Task input:
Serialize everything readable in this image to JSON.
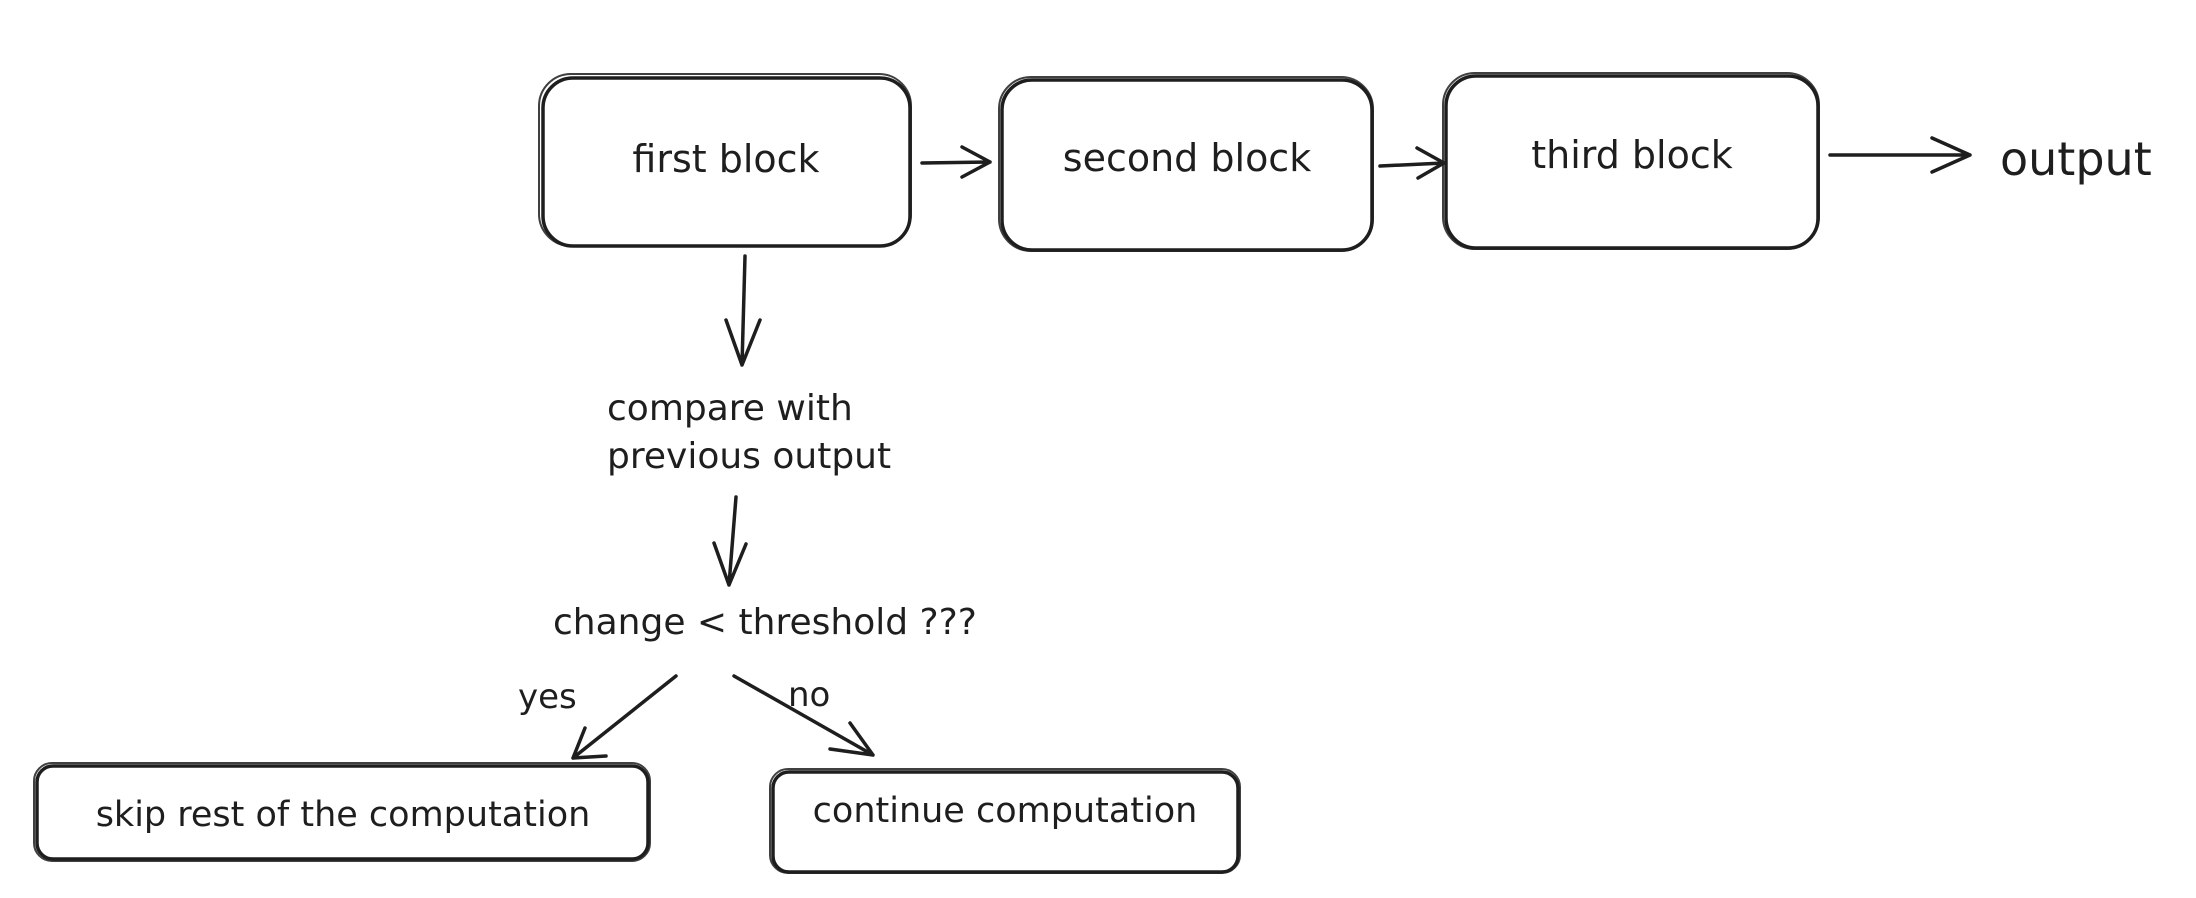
{
  "diagram": {
    "blocks": {
      "first": "first block",
      "second": "second block",
      "third": "third block"
    },
    "output_label": "output",
    "compare_line1": "compare with",
    "compare_line2": "previous output",
    "condition": "change < threshold ???",
    "yes_label": "yes",
    "no_label": "no",
    "skip_box": "skip rest of the computation",
    "continue_box": "continue computation",
    "stroke_color": "#1e1e1e",
    "background_color": "#ffffff"
  }
}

Goal: Filter the listing above for the string "output" and copy every matching line.

The result:
    "output_label": "output",
    "compare_line2": "previous output",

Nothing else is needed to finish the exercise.